■ DIRECTION
Exactly as they appear, output all of the entries.

- - -

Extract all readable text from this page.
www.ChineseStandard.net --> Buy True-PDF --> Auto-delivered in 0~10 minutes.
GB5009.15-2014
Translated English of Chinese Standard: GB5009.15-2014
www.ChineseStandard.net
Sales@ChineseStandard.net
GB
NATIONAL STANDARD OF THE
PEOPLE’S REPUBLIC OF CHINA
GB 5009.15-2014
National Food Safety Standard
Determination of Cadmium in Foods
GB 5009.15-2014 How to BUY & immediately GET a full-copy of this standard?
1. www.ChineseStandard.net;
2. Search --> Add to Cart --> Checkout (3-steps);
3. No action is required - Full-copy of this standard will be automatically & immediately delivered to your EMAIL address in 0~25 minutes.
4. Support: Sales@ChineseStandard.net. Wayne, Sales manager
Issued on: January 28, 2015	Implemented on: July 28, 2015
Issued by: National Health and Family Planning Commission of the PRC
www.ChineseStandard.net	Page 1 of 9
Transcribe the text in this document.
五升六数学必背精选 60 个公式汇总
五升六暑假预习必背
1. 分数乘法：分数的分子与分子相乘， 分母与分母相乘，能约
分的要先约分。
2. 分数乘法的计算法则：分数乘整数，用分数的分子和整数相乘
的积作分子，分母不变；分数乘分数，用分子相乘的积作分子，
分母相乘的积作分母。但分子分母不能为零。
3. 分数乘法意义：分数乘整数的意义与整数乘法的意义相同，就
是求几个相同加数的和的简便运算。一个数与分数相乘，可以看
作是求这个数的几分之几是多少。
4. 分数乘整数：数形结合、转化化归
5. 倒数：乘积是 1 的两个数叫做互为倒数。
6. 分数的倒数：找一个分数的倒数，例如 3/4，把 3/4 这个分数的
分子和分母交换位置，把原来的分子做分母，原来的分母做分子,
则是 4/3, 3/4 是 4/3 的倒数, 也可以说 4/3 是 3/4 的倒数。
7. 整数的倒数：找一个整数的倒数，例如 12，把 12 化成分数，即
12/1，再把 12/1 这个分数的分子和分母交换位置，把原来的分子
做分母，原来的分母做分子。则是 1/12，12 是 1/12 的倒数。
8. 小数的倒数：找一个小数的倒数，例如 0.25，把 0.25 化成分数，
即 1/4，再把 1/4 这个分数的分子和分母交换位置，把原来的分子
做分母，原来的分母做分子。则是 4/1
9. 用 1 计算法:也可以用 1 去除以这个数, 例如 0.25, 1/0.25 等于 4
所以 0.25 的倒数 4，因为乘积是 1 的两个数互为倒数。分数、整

- - -

■ PROBLEM SOLUTION
Extract all readable text from this page.
www.ChineseStandard.net --> Buy True-PDF --> Auto-delivered in 0~10 minutes.
GB5009.15-2014
Translated English of Chinese Standard: GB5009.15-2014
www.ChineseStandard.net
Sales@ChineseStandard.net
GB
NATIONAL STANDARD OF THE
PEOPLE’S REPUBLIC OF CHINA
GB 5009.15-2014
National Food Safety Standard
Determination of Cadmium in Foods
GB 5009.15-2014 How to BUY & immediately GET a full-copy of this standard?
1. www.ChineseStandard.net;
2. Search --> Add to Cart --> Checkout (3-steps);
3. No action is required - Full-copy of this standard will be automatically & immediately delivered to your EMAIL address in 0~25 minutes.
4. Support: Sales@ChineseStandard.net. Wayne, Sales manager
Issued on: January 28, 2015	Implemented on: July 28, 2015
Issued by: National Health and Family Planning Commission of the PRC
www.ChineseStandard.net	Page 1 of 9
Transcribe the text in this document.
五升六数学必背精选 60 个公式汇总
五升六暑假预习必背
1. 分数乘法：分数的分子与分子相乘， 分母与分母相乘，能约
分的要先约分。
2. 分数乘法的计算法则：分数乘整数，用分数的分子和整数相乘
的积作分子，分母不变；分数乘分数，用分子相乘的积作分子，
分母相乘的积作分母。但分子分母不能为零。
3. 分数乘法意义：分数乘整数的意义与整数乘法的意义相同，就
是求几个相同加数的和的简便运算。一个数与分数相乘，可以看
作是求这个数的几分之几是多少。
4. 分数乘整数：数形结合、转化化归
5. 倒数：乘积是 1 的两个数叫做互为倒数。
6. 分数的倒数：找一个分数的倒数，例如 3/4，把 3/4 这个分数的
分子和分母交换位置，把原来的分子做分母，原来的分母做分子,
则是 4/3, 3/4 是 4/3 的倒数, 也可以说 4/3 是 3/4 的倒数。
7. 整数的倒数：找一个整数的倒数，例如 12，把 12 化成分数，即
12/1，再把 12/1 这个分数的分子和分母交换位置，把原来的分子
做分母，原来的分母做分子。则是 1/12，12 是 1/12 的倒数。
8. 小数的倒数：找一个小数的倒数，例如 0.25，把 0.25 化成分数，
即 1/4，再把 1/4 这个分数的分子和分母交换位置，把原来的分子
做分母，原来的分母做分子。则是 4/1
9. 用 1 计算法:也可以用 1 去除以这个数, 例如 0.25, 1/0.25 等于 4
所以 0.25 的倒数 4，因为乘积是 1 的两个数互为倒数。分数、整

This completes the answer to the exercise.